--- Assignment ---
Return, word for word, the portion of the biofilm text running from "Since each biofilm" to "to break up.".

--- Text provided ---

BEGIN

Rodney Donlon heads a team at the US Centers for Disease Control and Prevention aiming to reduce infections in medical devices. He says that the engineered phage is “very interesting,” although the genetic engineering of the virus could raise further concerns about its release into the environment. Still, Donlon emphasizes that phage naturally only attack bacteria. “They will not infect human or plant cells.” But the phage are not without problems, such as the release of toxins when the cells split open or immune responses to the viruses like those that have dogged gene therapy trials.
Donlon has explored phage for devices, incorporating them into coatings on catheters. In what Donlon describes as a “proof of principle,” these coatings suppress the growth of biofilms in laboratory tests. Interestingly, they appear to remain active even after exposure to bodily fluids.
Since each biofilm is different, however, researchers may need to tailor their approach to a particular species and matrix—or a combination. To overcome this problem, Binghamton's Davies looked at the final stage of the life cycle of biofilms: autodispersal. In this stage, regions of the film spontaneously disperse as cells dissolve the matrix by secreting enzymes and revert to their planktonic form.
Davies' team found a signaling molecule that initiates autodispersal. As in quorum sensing, this signal induces a profoundly different behavior above a threshold concentration. The chemical signals are completely different, however, and instead of causing films to coalesce, it causes them to break up.
One of the most tantalizing aspects of this molecule is that it appears to be universal across bacterial species. Although the enzymes required to degrade the matrix differ between species, the same signaling molecule triggers the process. Davies' team has identified the molecule and verified that a synthesized version induces dispersal even in films that are below the threshold density, and works even in multispecies biofilms.

END

--- Supplied records ---
BEGIN

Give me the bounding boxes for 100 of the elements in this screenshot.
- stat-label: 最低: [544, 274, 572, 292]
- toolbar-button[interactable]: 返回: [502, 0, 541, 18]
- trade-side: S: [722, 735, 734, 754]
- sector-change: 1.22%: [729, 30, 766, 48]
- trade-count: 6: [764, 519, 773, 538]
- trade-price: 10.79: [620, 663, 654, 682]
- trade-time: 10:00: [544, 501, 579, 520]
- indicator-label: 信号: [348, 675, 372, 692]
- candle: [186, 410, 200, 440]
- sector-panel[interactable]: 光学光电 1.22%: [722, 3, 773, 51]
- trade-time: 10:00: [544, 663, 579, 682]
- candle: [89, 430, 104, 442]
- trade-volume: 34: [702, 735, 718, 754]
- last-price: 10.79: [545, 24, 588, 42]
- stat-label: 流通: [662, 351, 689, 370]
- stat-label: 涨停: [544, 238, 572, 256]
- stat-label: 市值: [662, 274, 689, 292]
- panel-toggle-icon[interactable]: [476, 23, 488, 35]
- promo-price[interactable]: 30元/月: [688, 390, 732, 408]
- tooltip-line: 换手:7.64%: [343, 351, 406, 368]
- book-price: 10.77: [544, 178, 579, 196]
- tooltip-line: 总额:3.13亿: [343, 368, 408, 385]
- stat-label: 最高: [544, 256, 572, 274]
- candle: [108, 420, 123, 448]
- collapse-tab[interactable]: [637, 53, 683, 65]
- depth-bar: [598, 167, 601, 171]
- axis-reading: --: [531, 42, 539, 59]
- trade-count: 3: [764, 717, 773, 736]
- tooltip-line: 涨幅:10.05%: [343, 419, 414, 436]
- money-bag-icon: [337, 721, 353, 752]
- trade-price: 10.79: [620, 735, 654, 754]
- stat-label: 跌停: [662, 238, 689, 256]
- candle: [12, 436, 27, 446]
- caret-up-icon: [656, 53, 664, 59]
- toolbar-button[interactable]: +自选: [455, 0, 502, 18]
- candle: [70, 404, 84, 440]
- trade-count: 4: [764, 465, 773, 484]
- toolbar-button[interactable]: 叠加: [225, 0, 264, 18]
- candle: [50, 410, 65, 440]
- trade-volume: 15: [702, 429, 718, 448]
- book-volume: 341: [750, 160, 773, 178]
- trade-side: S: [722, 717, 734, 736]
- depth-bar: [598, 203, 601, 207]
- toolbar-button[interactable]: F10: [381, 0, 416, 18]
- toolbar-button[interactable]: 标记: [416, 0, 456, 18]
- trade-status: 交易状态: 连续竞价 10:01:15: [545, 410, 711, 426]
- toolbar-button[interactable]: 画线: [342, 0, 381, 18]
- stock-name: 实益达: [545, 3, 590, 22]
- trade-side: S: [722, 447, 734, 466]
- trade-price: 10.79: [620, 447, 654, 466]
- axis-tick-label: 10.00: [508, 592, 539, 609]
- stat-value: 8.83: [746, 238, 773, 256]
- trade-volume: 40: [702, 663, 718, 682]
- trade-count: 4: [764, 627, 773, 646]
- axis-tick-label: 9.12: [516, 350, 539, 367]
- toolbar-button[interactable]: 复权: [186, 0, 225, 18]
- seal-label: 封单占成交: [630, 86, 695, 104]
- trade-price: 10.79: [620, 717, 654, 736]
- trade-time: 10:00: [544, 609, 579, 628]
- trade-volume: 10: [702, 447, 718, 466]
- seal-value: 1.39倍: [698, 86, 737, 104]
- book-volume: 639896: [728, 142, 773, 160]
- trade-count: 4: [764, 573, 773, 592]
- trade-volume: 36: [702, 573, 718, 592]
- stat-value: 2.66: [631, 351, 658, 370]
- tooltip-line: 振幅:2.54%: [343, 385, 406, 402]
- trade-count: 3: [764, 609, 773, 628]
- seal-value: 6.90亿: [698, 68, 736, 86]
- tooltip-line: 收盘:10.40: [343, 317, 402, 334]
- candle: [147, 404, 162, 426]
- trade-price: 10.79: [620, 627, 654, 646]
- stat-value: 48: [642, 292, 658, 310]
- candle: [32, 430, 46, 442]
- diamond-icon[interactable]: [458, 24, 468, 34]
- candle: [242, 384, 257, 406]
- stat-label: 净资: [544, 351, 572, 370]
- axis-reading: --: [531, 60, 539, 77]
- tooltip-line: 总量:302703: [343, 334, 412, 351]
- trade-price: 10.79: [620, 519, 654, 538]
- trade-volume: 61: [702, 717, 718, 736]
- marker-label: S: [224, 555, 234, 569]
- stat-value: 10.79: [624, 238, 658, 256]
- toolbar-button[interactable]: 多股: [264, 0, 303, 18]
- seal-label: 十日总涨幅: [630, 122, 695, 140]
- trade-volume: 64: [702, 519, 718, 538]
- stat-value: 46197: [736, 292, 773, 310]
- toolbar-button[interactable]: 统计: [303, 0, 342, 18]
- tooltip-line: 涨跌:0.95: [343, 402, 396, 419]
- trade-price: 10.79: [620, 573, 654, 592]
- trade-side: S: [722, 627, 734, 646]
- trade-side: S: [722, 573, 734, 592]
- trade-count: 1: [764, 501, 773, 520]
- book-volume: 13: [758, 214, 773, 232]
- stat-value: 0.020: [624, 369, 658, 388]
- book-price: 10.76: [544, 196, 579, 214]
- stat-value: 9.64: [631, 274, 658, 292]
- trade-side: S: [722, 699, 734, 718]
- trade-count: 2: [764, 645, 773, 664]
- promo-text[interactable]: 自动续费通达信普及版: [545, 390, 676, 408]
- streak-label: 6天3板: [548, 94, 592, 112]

END

--- Expected answer ---
Since each biofilm is different, however, researchers may need to tailor their approach to a particular species and matrix—or a combination. To overcome this problem, Binghamton's Davies looked at the final stage of the life cycle of biofilms: autodispersal. In this stage, regions of the film spontaneously disperse as cells dissolve the matrix by secreting enzymes and revert to their planktonic form.
Davies' team found a signaling molecule that initiates autodispersal. As in quorum sensing, this signal induces a profoundly different behavior above a threshold concentration. The chemical signals are completely different, however, and instead of causing films to coalesce, it causes them to break up.